- _To do_: Find the string "الأول" in the entries and copy each line that has it.

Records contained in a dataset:
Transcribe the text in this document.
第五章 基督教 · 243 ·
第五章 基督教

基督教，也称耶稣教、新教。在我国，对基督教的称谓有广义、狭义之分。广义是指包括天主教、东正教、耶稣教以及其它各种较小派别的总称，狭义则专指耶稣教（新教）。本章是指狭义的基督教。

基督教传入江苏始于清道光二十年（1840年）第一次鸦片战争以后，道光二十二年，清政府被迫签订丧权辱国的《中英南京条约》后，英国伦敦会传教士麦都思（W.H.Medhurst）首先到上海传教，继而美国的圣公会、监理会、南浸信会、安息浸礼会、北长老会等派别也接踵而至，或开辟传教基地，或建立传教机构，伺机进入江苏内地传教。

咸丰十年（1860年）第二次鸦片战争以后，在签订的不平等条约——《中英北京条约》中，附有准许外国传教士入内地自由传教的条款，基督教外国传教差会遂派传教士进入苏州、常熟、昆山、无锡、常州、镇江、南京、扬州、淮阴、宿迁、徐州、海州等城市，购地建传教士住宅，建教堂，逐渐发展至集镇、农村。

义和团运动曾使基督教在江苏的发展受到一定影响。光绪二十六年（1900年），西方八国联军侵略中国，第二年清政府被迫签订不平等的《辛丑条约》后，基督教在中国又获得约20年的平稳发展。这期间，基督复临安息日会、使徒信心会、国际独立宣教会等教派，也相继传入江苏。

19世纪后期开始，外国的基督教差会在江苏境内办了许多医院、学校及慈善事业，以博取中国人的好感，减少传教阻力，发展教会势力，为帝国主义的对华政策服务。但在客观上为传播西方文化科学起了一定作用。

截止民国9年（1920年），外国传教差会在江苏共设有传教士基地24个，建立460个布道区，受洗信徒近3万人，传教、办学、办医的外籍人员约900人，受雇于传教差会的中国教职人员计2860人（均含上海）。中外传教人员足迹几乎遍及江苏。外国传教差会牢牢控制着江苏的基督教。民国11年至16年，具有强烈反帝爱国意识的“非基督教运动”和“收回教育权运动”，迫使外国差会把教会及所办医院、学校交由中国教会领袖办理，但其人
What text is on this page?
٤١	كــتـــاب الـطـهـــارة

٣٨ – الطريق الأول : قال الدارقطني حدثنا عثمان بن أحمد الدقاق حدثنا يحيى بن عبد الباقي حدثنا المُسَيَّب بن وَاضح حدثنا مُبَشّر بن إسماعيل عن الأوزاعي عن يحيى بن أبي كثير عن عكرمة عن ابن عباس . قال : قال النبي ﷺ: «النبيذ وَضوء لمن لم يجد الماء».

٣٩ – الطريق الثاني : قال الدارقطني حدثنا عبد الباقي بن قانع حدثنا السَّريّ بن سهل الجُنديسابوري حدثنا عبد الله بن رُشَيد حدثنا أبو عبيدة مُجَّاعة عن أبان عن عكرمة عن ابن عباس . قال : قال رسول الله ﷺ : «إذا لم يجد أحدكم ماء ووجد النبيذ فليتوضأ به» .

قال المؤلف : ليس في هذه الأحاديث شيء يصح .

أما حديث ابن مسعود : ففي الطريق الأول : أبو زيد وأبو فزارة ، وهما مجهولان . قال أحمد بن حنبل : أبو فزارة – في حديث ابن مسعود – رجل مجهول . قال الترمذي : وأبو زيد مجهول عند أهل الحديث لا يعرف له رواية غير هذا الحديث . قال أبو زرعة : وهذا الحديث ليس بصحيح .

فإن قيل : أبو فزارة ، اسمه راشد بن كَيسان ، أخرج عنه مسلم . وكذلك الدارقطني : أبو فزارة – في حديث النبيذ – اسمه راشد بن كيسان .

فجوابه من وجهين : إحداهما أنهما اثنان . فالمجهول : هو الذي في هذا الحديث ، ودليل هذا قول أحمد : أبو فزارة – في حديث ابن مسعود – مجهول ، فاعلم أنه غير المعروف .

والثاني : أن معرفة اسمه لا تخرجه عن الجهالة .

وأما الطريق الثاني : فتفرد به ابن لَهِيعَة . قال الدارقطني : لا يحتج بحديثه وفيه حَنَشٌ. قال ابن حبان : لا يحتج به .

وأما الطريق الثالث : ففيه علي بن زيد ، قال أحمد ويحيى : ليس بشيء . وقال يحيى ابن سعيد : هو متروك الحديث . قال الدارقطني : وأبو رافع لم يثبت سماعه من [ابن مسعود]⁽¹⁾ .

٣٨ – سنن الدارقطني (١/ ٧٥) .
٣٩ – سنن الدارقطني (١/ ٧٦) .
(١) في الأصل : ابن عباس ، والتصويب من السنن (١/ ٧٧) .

- _Result of the task_:
٣٨ – الطريق الأول : قال الدارقطني حدثنا عثمان بن أحمد الدقاق حدثنا يحيى بن عبد الباقي حدثنا المُسَيَّب بن وَاضح حدثنا مُبَشّر بن إسماعيل عن الأوزاعي عن يحيى بن أبي كثير عن عكرمة عن ابن عباس . قال : قال النبي ﷺ: «النبيذ وَضوء لمن لم يجد الماء».
أما حديث ابن مسعود : ففي الطريق الأول : أبو زيد وأبو فزارة ، وهما مجهولان . قال أحمد بن حنبل : أبو فزارة – في حديث ابن مسعود – رجل مجهول . قال الترمذي : وأبو زيد مجهول عند أهل الحديث لا يعرف له رواية غير هذا الحديث . قال أبو زرعة : وهذا الحديث ليس بصحيح .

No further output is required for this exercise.